Dataset items:

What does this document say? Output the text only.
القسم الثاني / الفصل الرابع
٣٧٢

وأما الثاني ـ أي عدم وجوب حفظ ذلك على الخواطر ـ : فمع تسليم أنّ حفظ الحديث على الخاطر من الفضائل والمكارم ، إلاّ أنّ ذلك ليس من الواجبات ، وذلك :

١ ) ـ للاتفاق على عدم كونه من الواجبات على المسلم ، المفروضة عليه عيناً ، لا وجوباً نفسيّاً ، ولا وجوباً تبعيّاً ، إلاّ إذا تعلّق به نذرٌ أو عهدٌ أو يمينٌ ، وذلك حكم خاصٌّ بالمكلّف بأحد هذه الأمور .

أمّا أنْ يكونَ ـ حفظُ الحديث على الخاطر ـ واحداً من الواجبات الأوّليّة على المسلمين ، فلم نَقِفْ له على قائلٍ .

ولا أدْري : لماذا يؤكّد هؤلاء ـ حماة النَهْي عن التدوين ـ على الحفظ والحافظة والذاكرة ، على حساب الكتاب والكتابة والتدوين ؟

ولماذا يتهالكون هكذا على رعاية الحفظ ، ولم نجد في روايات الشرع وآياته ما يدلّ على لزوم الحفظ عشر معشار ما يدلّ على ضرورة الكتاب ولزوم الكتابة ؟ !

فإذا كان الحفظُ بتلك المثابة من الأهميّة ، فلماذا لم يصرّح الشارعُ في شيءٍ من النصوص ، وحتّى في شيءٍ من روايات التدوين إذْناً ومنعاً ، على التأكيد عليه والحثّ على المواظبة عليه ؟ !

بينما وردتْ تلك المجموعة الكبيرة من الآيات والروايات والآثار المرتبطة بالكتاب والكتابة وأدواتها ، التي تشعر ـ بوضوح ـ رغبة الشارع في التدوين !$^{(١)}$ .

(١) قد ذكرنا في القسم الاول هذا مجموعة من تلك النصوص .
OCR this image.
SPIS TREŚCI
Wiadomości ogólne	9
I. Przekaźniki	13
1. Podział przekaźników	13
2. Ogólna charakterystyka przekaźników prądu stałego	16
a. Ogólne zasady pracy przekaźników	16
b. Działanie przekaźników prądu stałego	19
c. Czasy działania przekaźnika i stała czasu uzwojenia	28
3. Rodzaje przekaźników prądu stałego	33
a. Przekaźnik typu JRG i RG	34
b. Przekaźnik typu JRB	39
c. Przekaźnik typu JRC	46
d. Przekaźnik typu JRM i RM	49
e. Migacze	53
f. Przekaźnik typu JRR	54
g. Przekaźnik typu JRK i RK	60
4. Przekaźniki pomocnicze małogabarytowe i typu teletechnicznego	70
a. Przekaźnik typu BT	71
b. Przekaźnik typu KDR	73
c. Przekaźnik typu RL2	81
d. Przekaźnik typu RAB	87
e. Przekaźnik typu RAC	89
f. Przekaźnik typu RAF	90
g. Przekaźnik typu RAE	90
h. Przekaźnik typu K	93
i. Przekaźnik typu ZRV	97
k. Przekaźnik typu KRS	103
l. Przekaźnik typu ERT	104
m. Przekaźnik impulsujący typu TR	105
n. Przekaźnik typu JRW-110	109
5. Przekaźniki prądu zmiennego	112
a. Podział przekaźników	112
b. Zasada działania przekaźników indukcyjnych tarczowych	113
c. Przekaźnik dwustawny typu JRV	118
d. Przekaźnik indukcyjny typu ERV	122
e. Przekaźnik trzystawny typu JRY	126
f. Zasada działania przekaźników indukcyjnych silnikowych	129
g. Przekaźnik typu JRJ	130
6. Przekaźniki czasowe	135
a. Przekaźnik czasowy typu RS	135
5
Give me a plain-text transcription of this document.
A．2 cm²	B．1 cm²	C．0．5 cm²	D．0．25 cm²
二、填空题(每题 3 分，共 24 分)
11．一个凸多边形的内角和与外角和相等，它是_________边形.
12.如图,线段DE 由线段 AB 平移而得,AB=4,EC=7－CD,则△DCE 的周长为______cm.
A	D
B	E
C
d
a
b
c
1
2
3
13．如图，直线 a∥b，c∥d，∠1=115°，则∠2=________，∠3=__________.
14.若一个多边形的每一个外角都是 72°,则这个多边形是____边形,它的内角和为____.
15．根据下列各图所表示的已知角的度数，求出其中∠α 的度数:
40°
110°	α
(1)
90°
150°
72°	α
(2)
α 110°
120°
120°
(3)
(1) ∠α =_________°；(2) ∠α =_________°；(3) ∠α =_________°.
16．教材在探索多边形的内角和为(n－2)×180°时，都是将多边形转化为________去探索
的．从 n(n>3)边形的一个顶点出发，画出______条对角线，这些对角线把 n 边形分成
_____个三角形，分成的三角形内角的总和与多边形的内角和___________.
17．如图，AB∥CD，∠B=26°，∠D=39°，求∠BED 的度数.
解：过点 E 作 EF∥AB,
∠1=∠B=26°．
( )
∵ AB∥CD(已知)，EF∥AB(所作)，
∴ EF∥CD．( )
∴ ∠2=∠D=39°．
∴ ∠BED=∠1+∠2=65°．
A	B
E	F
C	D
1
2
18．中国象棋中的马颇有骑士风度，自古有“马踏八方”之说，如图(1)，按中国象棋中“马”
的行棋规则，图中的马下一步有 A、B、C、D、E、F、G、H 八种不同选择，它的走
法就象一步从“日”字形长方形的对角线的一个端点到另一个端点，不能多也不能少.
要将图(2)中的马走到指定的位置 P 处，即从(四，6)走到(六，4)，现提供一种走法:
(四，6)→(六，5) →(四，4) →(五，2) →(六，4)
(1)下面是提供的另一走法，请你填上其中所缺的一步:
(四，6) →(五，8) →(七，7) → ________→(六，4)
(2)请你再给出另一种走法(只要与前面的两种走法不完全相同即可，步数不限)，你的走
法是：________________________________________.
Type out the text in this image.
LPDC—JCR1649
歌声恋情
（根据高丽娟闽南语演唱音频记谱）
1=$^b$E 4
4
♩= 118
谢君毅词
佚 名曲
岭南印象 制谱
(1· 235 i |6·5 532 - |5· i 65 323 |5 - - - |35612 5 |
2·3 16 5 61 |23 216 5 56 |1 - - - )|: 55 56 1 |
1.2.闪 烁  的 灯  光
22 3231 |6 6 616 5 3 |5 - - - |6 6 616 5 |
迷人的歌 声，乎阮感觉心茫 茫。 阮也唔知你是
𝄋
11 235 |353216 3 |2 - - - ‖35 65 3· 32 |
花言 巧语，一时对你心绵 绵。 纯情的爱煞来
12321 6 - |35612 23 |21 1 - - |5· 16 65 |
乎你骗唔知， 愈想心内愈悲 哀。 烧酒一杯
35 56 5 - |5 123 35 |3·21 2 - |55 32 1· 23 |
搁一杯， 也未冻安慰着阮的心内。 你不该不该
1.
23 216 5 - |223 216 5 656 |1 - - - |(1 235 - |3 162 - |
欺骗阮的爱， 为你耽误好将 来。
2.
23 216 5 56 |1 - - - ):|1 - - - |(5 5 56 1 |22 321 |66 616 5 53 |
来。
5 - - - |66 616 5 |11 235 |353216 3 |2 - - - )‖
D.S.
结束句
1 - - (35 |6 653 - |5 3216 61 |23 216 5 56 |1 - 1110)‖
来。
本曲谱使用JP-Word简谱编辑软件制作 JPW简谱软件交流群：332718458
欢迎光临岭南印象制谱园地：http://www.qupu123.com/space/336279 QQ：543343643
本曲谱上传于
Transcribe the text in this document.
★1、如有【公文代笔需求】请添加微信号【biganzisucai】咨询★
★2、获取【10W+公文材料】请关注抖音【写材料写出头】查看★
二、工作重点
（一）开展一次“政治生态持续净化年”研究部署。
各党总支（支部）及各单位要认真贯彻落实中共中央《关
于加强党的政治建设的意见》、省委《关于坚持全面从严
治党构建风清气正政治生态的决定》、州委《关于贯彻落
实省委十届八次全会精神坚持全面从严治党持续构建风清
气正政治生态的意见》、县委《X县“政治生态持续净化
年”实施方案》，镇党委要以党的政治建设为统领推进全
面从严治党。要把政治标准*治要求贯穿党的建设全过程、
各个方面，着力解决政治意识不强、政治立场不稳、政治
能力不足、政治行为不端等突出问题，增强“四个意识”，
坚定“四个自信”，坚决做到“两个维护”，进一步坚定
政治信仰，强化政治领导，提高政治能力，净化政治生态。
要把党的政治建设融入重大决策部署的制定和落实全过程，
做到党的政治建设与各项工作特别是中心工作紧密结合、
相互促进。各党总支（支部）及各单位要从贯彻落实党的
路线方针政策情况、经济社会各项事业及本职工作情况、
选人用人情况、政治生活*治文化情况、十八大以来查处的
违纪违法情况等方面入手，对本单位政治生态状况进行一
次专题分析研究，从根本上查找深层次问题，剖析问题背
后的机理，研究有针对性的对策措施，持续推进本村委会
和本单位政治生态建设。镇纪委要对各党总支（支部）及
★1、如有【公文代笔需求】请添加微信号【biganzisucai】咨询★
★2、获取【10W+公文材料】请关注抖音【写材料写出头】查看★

» **What to do**
Out of the material above, gather each line where "النصوص" appears.

» **Full response**
فإذا كان الحفظُ بتلك المثابة من الأهميّة ، فلماذا لم يصرّح الشارعُ في شيءٍ من النصوص ، وحتّى في شيءٍ من روايات التدوين إذْناً ومنعاً ، على التأكيد عليه والحثّ على المواظبة عليه ؟ !
(١) قد ذكرنا في القسم الاول هذا مجموعة من تلك النصوص .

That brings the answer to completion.